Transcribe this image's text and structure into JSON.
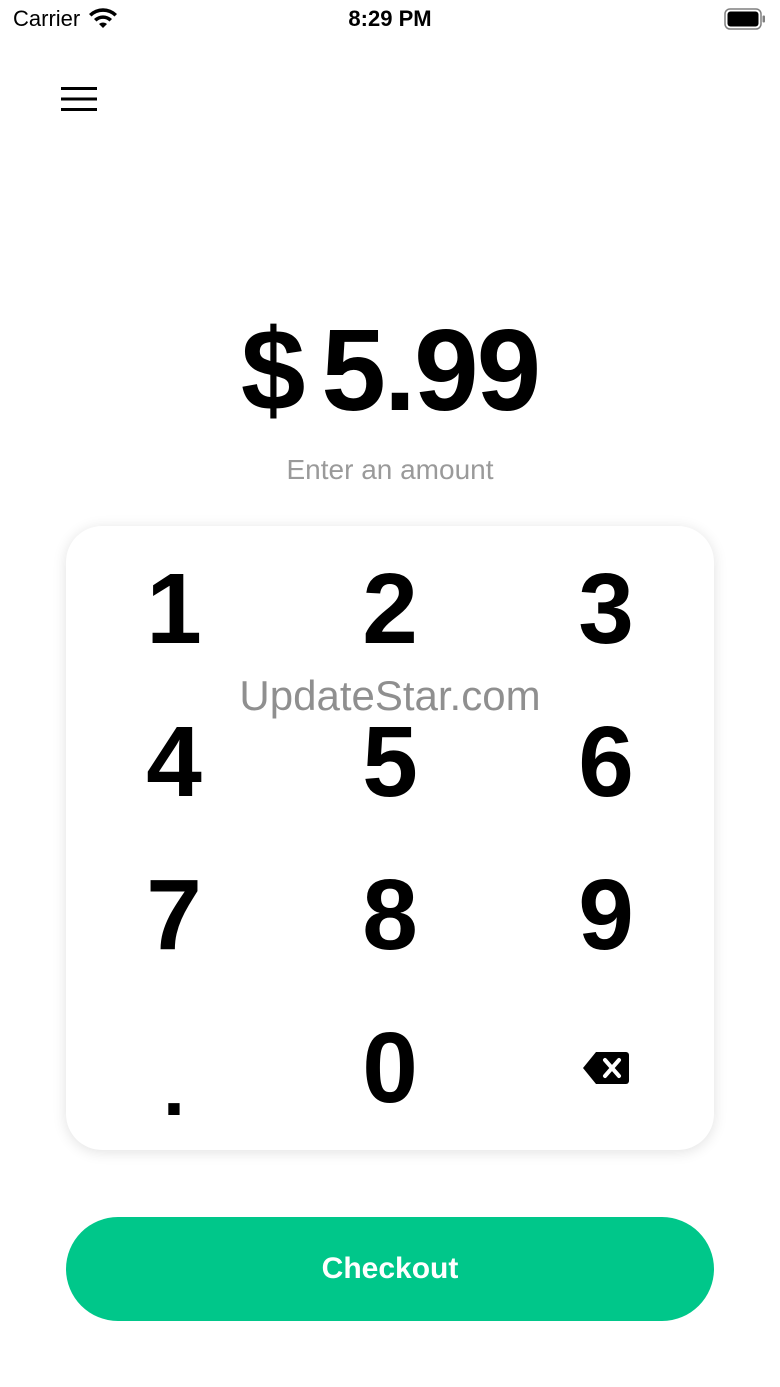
{
  "status_bar": {
    "carrier": "Carrier",
    "time": "8:29 PM",
    "icons": [
      "wifi-icon",
      "battery-icon"
    ]
  },
  "header": {
    "menu_icon": "hamburger-menu-icon"
  },
  "amount": {
    "currency": "$",
    "value": "5.99",
    "hint": "Enter an amount"
  },
  "keypad": {
    "keys": [
      "1",
      "2",
      "3",
      "4",
      "5",
      "6",
      "7",
      "8",
      "9",
      ".",
      "0"
    ],
    "backspace_icon": "backspace-icon"
  },
  "watermark": "UpdateStar.com",
  "checkout": {
    "label": "Checkout",
    "color": "#00c78a"
  }
}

────────

Required work: Reproduce every entry exactly, but omit each picture.

Reply to the task:
Transcribe this image's text and structure into JSON.
{
  "status_bar": {
    "carrier": "Carrier",
    "time": "8:29 PM",
    "icons": [
      "wifi-icon",
      "battery-icon"
    ]
  },
  "header": {
    "menu_icon": "hamburger-menu-icon"
  },
  "amount": {
    "currency": "$",
    "value": "5.99",
    "hint": "Enter an amount"
  },
  "keypad": {
    "keys": [
      "1",
      "2",
      "3",
      "4",
      "5",
      "6",
      "7",
      "8",
      "9",
      ".",
      "0"
    ],
    "backspace_icon": "backspace-icon"
  },
  "watermark": "UpdateStar.com",
  "checkout": {
    "label": "Checkout",
    "color": "#00c78a"
  }
}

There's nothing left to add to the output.